Your goal:
Set the listing down again in full, word for word, with the pictures left out.

/---

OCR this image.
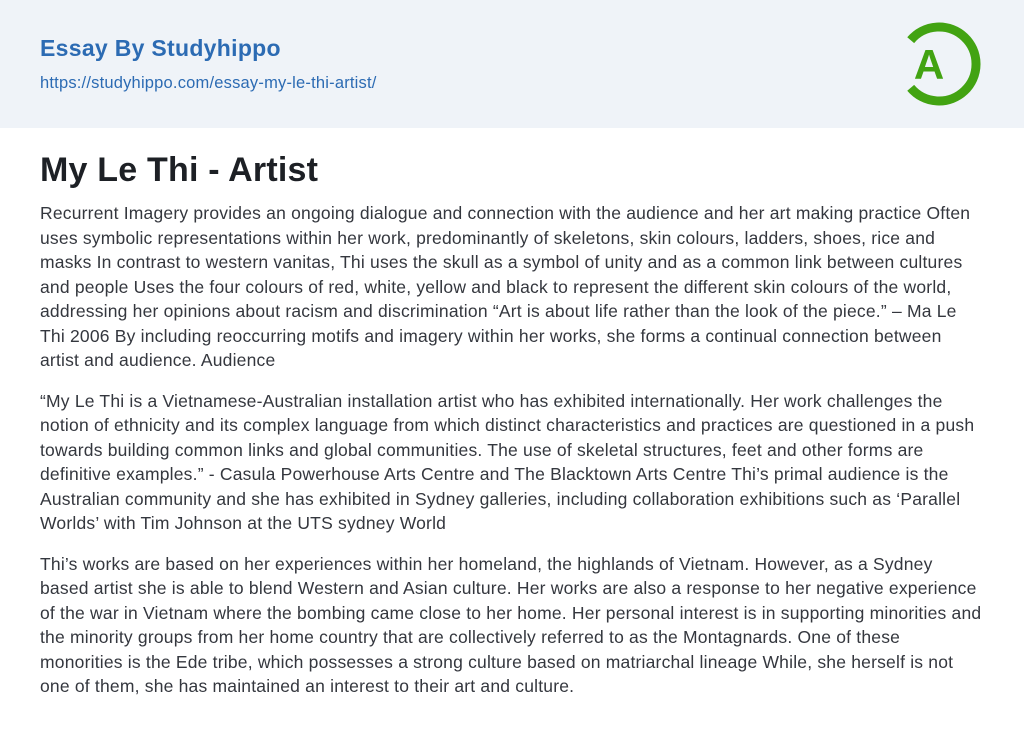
Essay By Studyhippo
https://studyhippo.com/essay-my-le-thi-artist/	A
My Le Thi - Artist

Recurrent Imagery provides an ongoing dialogue and connection with the audience and her art making practice Often uses symbolic representations within her work, predominantly of skeletons, skin colours, ladders, shoes, rice and masks In contrast to western vanitas, Thi uses the skull as a symbol of unity and as a common link between cultures and people Uses the four colours of red, white, yellow and black to represent the different skin colours of the world, addressing her opinions about racism and discrimination “Art is about life rather than the look of the piece.” – Ma Le Thi 2006 By including reoccurring motifs and imagery within her works, she forms a continual connection between artist and audience. Audience

“My Le Thi is a Vietnamese-Australian installation artist who has exhibited internationally. Her work challenges the notion of ethnicity and its complex language from which distinct characteristics and practices are questioned in a push towards building common links and global communities. The use of skeletal structures, feet and other forms are definitive examples.” - Casula Powerhouse Arts Centre and The Blacktown Arts Centre Thi’s primal audience is the Australian community and she has exhibited in Sydney galleries, including collaboration exhibitions such as ‘Parallel Worlds’ with Tim Johnson at the UTS sydney World

Thi’s works are based on her experiences within her homeland, the highlands of Vietnam. However, as a Sydney based artist she is able to blend Western and Asian culture. Her works are also a response to her negative experience of the war in Vietnam where the bombing came close to her home. Her personal interest is in supporting minorities and the minority groups from her home country that are collectively referred to as the Montagnards. One of these monorities is the Ede tribe, which possesses a strong culture based on matriarchal lineage While, she herself is not one of them, she has maintained an interest to their art and culture.
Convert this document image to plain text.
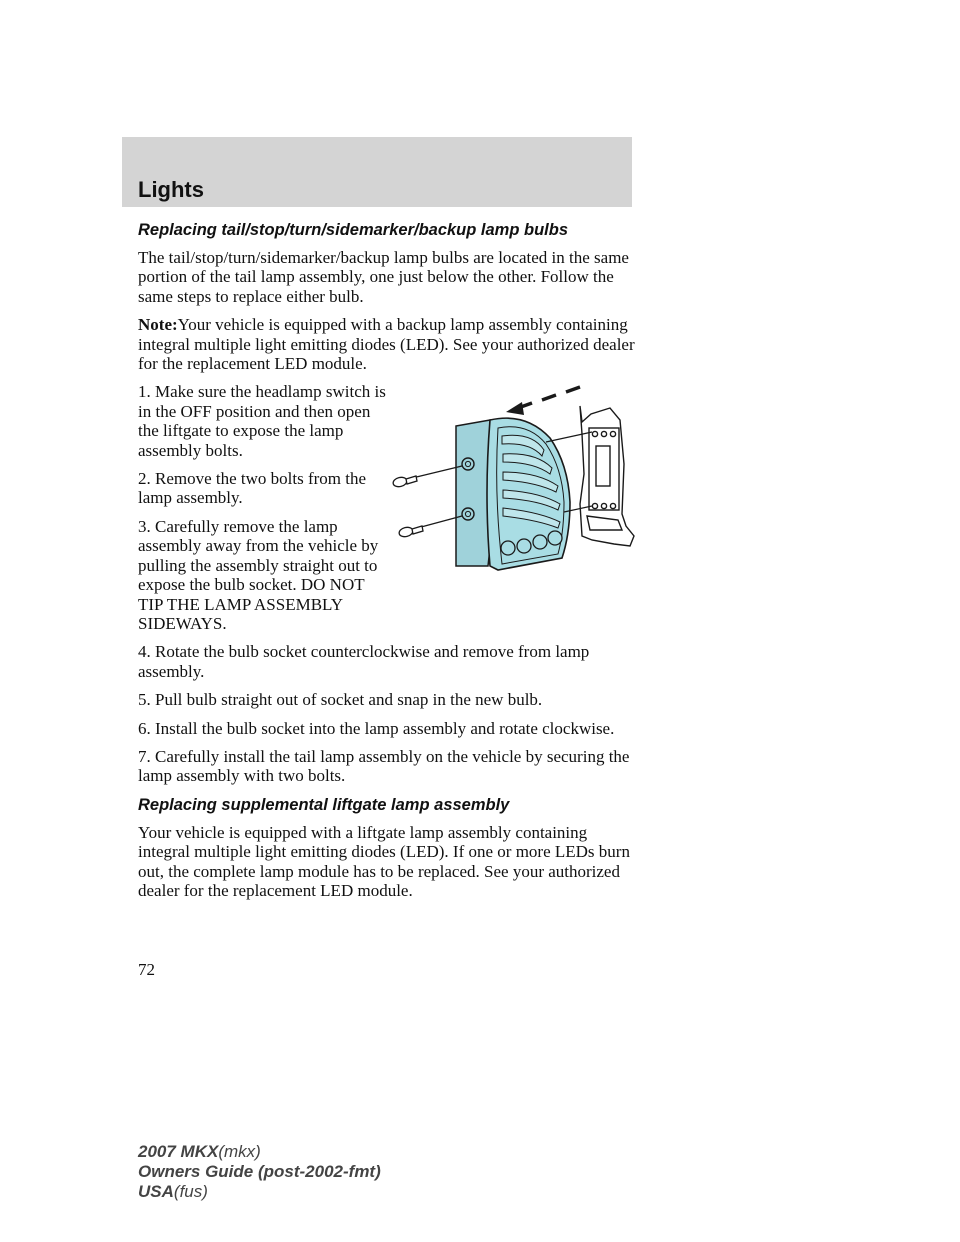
Lights
Replacing tail/stop/turn/sidemarker/backup lamp bulbs

The tail/stop/turn/sidemarker/backup lamp bulbs are located in the same portion of the tail lamp assembly, one just below the other. Follow the same steps to replace either bulb.

Note:Your vehicle is equipped with a backup lamp assembly containing integral multiple light emitting diodes (LED). See your authorized dealer for the replacement LED module.

1. Make sure the headlamp switch is in the OFF position and then open the liftgate to expose the lamp assembly bolts.

2. Remove the two bolts from the lamp assembly.

3. Carefully remove the lamp assembly away from the vehicle by pulling the assembly straight out to expose the bulb socket. DO NOT TIP THE LAMP ASSEMBLY SIDEWAYS.

4. Rotate the bulb socket counterclockwise and remove from lamp assembly.

5. Pull bulb straight out of socket and snap in the new bulb.

6. Install the bulb socket into the lamp assembly and rotate clockwise.

7. Carefully install the tail lamp assembly on the vehicle by securing the lamp assembly with two bolts.

Replacing supplemental liftgate lamp assembly

Your vehicle is equipped with a liftgate lamp assembly containing integral multiple light emitting diodes (LED). If one or more LEDs burn out, the complete lamp module has to be replaced. See your authorized dealer for the replacement LED module.

72

2007 MKX(mkx)
Owners Guide (post-2002-fmt)
USA(fus)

\---

Solved problem:
OCR this image.
Essay By Studyhippo
https://studyhippo.com/essay-my-le-thi-artist/	A
My Le Thi - Artist

Recurrent Imagery provides an ongoing dialogue and connection with the audience and her art making practice Often uses symbolic representations within her work, predominantly of skeletons, skin colours, ladders, shoes, rice and masks In contrast to western vanitas, Thi uses the skull as a symbol of unity and as a common link between cultures and people Uses the four colours of red, white, yellow and black to represent the different skin colours of the world, addressing her opinions about racism and discrimination “Art is about life rather than the look of the piece.” – Ma Le Thi 2006 By including reoccurring motifs and imagery within her works, she forms a continual connection between artist and audience. Audience

“My Le Thi is a Vietnamese-Australian installation artist who has exhibited internationally. Her work challenges the notion of ethnicity and its complex language from which distinct characteristics and practices are questioned in a push towards building common links and global communities. The use of skeletal structures, feet and other forms are definitive examples.” - Casula Powerhouse Arts Centre and The Blacktown Arts Centre Thi’s primal audience is the Australian community and she has exhibited in Sydney galleries, including collaboration exhibitions such as ‘Parallel Worlds’ with Tim Johnson at the UTS sydney World

Thi’s works are based on her experiences within her homeland, the highlands of Vietnam. However, as a Sydney based artist she is able to blend Western and Asian culture. Her works are also a response to her negative experience of the war in Vietnam where the bombing came close to her home. Her personal interest is in supporting minorities and the minority groups from her home country that are collectively referred to as the Montagnards. One of these monorities is the Ede tribe, which possesses a strong culture based on matriarchal lineage While, she herself is not one of them, she has maintained an interest to their art and culture.
Convert this document image to plain text.
Lights
Replacing tail/stop/turn/sidemarker/backup lamp bulbs

The tail/stop/turn/sidemarker/backup lamp bulbs are located in the same portion of the tail lamp assembly, one just below the other. Follow the same steps to replace either bulb.

Note:Your vehicle is equipped with a backup lamp assembly containing integral multiple light emitting diodes (LED). See your authorized dealer for the replacement LED module.

1. Make sure the headlamp switch is in the OFF position and then open the liftgate to expose the lamp assembly bolts.

2. Remove the two bolts from the lamp assembly.

3. Carefully remove the lamp assembly away from the vehicle by pulling the assembly straight out to expose the bulb socket. DO NOT TIP THE LAMP ASSEMBLY SIDEWAYS.

4. Rotate the bulb socket counterclockwise and remove from lamp assembly.

5. Pull bulb straight out of socket and snap in the new bulb.

6. Install the bulb socket into the lamp assembly and rotate clockwise.

7. Carefully install the tail lamp assembly on the vehicle by securing the lamp assembly with two bolts.

Replacing supplemental liftgate lamp assembly

Your vehicle is equipped with a liftgate lamp assembly containing integral multiple light emitting diodes (LED). If one or more LEDs burn out, the complete lamp module has to be replaced. See your authorized dealer for the replacement LED module.

72

2007 MKX(mkx)
Owners Guide (post-2002-fmt)
USA(fus)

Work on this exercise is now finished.